## Exercise details
Every line below that has "immediate" in it should be copied.

## Supplied material
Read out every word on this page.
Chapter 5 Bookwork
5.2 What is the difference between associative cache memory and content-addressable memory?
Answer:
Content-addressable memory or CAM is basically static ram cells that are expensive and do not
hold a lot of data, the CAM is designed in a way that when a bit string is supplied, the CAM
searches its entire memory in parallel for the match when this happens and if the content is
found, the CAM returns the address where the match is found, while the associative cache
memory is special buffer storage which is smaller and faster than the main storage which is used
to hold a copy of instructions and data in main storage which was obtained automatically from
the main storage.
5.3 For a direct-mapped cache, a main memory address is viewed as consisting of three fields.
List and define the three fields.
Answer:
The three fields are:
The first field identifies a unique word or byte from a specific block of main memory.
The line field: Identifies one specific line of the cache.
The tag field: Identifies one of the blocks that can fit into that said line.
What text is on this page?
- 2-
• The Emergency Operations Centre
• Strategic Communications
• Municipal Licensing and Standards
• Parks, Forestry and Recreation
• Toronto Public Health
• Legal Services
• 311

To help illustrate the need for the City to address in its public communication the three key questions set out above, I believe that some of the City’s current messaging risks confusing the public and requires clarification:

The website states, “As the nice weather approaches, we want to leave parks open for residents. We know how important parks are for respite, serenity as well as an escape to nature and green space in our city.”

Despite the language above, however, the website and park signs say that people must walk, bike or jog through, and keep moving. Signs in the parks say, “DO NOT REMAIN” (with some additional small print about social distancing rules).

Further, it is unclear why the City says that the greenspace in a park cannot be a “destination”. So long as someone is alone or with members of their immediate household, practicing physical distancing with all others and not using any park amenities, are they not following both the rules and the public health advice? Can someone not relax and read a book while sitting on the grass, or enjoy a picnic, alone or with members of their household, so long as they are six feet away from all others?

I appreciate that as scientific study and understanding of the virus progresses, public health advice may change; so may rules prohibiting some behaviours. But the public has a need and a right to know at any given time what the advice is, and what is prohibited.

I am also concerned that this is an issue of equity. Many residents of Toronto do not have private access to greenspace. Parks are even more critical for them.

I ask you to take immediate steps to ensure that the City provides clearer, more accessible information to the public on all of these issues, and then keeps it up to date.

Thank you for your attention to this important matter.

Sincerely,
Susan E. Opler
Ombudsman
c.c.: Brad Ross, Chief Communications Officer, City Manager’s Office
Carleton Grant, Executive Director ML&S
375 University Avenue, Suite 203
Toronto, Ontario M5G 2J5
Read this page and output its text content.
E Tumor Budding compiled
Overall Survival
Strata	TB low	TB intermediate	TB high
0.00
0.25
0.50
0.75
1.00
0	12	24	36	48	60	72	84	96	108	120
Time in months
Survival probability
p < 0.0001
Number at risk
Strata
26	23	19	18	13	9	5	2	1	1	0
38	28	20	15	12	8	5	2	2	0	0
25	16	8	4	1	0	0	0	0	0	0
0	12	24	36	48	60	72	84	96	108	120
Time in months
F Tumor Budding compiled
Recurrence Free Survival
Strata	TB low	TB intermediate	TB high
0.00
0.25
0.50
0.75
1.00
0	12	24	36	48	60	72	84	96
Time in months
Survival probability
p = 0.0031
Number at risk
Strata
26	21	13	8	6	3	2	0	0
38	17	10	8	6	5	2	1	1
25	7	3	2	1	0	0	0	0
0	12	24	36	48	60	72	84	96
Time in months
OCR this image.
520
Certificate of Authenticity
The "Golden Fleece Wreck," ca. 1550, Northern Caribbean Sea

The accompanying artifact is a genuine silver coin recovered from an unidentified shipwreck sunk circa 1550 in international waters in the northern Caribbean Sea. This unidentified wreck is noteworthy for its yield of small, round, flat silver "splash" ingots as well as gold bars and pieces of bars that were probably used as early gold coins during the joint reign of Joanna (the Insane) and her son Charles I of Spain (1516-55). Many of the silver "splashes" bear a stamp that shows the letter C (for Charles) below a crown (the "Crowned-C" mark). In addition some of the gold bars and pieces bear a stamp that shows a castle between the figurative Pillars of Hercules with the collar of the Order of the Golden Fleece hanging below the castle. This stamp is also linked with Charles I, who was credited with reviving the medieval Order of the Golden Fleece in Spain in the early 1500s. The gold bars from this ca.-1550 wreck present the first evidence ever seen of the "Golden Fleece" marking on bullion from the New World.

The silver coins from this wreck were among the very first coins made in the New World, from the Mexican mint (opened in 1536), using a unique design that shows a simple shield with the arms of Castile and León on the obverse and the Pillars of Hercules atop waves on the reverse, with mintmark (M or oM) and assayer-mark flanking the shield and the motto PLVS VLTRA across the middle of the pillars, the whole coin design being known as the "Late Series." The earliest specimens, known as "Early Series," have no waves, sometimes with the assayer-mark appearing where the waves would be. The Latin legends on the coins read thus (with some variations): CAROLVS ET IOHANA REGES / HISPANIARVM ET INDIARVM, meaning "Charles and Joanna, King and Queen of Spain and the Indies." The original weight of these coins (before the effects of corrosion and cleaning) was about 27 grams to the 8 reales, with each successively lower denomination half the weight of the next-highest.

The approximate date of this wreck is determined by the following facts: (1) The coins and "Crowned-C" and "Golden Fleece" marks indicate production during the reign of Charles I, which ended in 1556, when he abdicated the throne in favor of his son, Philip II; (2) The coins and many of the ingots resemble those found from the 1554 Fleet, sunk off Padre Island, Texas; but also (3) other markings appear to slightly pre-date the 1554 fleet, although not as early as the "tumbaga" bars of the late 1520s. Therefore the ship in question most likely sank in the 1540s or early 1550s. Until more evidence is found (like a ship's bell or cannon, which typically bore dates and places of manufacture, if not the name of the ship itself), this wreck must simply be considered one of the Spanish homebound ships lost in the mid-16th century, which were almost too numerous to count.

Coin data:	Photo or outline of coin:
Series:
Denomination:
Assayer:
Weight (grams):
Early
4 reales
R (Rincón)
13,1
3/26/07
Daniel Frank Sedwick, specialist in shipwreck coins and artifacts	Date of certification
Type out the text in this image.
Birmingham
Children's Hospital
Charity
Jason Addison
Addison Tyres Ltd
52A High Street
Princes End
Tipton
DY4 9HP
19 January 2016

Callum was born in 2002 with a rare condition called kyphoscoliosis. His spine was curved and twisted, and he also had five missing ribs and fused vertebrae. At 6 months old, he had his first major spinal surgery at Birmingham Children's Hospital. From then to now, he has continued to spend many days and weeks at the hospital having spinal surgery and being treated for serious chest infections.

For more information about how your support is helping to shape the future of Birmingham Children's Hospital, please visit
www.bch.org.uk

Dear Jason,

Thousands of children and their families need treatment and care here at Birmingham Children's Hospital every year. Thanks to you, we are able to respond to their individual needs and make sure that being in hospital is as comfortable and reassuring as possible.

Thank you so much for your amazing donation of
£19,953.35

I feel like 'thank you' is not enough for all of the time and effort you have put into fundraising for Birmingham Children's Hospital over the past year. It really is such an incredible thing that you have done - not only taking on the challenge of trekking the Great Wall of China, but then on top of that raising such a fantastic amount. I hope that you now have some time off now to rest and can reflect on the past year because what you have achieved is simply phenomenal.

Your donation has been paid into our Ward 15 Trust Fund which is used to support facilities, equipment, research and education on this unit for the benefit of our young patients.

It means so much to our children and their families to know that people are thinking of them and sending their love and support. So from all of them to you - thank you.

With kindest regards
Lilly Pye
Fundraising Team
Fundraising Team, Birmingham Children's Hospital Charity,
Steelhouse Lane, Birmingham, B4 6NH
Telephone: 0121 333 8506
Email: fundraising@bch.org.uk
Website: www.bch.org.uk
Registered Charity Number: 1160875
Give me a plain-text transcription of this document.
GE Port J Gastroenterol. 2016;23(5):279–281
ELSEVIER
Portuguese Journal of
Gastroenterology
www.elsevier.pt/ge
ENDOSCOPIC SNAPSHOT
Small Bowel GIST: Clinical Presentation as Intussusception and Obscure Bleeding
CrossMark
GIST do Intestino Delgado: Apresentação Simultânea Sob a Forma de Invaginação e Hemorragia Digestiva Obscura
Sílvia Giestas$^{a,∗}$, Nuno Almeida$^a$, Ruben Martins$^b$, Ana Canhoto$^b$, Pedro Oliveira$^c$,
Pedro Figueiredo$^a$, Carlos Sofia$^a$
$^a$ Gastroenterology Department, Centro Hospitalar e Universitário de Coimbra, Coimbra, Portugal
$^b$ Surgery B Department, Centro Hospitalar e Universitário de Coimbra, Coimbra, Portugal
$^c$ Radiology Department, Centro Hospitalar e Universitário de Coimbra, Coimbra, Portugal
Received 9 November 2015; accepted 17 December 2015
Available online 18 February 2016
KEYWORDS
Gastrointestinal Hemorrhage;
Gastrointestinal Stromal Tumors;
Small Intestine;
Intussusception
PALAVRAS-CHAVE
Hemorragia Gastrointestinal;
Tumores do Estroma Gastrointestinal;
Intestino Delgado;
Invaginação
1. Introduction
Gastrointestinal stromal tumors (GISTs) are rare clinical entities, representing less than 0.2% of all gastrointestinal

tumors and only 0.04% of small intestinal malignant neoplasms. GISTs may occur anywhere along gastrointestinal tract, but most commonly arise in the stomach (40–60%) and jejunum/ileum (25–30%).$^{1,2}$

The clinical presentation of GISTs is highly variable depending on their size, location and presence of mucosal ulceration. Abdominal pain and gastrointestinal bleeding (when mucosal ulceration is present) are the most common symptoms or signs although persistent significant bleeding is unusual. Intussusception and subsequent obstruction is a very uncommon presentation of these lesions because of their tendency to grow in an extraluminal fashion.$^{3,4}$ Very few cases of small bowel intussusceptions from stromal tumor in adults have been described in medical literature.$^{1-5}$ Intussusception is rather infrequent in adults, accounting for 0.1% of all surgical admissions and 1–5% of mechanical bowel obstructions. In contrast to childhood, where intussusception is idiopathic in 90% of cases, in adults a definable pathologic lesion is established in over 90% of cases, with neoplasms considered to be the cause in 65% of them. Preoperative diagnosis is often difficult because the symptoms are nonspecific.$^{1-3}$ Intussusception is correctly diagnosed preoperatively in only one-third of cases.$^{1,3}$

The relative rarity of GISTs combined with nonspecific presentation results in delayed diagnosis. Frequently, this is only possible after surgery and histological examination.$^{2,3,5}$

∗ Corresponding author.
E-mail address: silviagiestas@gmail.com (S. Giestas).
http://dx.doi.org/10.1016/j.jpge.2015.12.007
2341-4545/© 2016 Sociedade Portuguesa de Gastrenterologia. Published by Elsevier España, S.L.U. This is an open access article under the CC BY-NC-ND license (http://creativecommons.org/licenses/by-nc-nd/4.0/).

## Solution below
Further, it is unclear why the City says that the greenspace in a park cannot be a “destination”. So long as someone is alone or with members of their immediate household, practicing physical distancing with all others and not using any park amenities, are they not following both the rules and the public health advice? Can someone not relax and read a book while sitting on the grass, or enjoy a picnic, alone or with members of their household, so long as they are six feet away from all others?
I ask you to take immediate steps to ensure that the City provides clearer, more accessible information to the public on all of these issues, and then keeps it up to date.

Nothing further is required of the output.